* _Exercise requirements_: Gather, from the listing beneath this task, every line holding the string "wechat".

### Source records

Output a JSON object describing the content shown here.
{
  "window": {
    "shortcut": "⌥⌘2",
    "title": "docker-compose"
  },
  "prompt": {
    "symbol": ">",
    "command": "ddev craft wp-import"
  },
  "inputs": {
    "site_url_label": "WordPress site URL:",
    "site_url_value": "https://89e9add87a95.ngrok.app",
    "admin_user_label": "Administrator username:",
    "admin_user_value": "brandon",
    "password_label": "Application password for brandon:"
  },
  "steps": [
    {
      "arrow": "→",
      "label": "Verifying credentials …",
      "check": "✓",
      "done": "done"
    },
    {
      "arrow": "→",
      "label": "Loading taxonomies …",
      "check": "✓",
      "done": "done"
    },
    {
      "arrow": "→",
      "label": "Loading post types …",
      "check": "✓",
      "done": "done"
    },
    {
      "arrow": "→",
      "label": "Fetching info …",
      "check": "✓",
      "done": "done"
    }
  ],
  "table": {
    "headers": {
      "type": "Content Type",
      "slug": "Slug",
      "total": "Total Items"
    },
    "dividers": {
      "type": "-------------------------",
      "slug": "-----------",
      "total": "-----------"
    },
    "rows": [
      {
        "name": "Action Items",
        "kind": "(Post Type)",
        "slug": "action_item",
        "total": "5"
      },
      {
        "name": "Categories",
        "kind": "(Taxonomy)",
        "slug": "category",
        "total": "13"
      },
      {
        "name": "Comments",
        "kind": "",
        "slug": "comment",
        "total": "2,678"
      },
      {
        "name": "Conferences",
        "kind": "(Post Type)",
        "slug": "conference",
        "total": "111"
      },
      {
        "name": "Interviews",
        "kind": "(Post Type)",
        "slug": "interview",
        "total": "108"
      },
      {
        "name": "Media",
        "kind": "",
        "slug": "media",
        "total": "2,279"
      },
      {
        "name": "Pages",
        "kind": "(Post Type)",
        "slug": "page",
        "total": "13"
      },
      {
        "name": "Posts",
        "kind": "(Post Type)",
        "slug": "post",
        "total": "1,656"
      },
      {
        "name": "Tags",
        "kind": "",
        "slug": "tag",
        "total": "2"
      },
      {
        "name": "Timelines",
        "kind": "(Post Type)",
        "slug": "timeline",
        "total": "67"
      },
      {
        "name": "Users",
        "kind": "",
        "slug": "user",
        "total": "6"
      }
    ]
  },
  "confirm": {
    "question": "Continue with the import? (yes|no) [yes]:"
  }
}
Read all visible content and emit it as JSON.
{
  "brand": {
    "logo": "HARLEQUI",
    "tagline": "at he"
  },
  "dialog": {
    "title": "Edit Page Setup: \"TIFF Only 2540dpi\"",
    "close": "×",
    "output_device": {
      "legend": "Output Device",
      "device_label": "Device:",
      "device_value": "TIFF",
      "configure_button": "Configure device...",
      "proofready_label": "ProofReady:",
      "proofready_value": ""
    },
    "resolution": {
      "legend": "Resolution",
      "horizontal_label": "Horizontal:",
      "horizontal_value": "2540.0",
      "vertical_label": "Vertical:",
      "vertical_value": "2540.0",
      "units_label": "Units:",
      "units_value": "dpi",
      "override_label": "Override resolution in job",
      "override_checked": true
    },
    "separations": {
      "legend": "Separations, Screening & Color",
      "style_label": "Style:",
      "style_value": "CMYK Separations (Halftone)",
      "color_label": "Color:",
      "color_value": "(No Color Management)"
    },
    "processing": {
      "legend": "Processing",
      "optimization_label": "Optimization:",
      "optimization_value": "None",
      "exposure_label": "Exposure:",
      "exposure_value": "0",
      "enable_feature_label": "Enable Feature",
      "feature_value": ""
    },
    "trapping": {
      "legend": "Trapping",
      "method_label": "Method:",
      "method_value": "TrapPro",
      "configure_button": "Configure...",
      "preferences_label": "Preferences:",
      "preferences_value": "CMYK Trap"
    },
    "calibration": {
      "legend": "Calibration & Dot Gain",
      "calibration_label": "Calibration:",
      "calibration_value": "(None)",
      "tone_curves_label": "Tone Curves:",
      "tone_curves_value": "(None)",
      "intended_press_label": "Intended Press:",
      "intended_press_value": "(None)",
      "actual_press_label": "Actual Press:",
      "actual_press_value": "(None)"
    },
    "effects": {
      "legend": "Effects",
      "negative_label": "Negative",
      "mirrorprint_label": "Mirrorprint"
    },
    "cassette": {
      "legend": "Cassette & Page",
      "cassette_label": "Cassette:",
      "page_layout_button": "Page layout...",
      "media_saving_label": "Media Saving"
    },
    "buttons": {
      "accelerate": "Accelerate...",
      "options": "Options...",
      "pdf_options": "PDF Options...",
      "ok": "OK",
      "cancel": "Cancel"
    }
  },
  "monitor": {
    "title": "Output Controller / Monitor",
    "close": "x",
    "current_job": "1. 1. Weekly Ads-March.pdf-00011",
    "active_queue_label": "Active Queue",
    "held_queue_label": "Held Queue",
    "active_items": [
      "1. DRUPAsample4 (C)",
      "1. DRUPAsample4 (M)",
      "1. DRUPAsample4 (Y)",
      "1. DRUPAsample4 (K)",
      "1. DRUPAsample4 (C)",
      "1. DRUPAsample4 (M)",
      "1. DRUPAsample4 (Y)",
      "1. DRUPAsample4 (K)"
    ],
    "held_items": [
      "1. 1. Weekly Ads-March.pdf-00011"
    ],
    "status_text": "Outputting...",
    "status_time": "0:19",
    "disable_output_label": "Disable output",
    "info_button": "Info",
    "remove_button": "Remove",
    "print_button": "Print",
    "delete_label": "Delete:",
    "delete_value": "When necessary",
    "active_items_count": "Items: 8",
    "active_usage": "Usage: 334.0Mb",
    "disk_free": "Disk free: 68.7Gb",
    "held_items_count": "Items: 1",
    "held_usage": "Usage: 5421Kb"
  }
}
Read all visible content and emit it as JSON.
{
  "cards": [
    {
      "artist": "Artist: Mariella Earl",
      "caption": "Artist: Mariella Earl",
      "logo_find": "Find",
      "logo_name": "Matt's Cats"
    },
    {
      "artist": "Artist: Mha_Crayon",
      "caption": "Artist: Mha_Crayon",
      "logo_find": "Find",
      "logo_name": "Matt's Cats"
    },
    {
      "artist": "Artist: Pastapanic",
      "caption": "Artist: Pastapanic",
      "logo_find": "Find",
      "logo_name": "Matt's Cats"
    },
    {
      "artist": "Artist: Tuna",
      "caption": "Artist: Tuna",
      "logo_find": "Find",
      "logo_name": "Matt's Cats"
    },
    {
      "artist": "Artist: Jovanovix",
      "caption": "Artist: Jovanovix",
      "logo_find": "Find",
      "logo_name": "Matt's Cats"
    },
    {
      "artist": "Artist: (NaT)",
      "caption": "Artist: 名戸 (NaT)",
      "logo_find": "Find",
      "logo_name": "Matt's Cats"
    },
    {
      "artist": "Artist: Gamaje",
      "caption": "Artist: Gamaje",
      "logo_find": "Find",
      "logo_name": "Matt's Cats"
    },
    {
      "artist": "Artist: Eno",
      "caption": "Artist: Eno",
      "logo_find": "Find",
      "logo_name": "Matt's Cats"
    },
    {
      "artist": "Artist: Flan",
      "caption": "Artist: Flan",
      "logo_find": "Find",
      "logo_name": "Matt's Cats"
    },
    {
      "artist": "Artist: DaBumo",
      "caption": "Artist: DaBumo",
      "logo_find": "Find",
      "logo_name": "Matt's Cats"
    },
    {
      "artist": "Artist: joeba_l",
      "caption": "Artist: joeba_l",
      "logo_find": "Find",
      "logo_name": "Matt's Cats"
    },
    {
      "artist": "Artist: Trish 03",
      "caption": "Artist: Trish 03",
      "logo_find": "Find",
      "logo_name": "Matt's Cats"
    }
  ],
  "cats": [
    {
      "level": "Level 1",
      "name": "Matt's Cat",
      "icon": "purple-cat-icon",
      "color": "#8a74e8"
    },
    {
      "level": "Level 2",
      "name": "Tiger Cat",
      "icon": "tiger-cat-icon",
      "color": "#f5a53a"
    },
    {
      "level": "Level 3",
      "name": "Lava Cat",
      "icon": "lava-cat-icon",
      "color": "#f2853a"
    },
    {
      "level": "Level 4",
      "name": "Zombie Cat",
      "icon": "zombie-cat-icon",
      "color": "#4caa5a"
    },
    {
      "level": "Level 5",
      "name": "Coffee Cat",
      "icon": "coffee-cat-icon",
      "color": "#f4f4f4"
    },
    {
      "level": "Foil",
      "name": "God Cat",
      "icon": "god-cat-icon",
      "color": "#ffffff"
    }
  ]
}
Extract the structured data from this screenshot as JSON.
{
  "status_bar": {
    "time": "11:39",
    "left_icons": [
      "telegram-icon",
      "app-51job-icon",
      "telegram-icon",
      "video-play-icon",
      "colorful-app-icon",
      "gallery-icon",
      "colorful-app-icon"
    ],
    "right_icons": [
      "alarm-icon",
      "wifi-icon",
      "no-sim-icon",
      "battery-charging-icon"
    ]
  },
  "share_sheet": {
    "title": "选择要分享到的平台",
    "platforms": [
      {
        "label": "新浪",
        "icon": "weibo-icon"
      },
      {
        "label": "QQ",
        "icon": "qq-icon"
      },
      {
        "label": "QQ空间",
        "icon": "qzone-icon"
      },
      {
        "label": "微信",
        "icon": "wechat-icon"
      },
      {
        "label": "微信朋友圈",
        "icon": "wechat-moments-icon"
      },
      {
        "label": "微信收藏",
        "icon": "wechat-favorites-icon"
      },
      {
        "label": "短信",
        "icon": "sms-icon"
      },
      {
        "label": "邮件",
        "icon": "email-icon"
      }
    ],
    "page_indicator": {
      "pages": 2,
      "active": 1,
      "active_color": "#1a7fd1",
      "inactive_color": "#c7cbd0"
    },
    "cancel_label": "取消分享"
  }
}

######

* _Task answer_:
        "icon": "wechat-icon"
        "icon": "wechat-moments-icon"
        "icon": "wechat-favorites-icon"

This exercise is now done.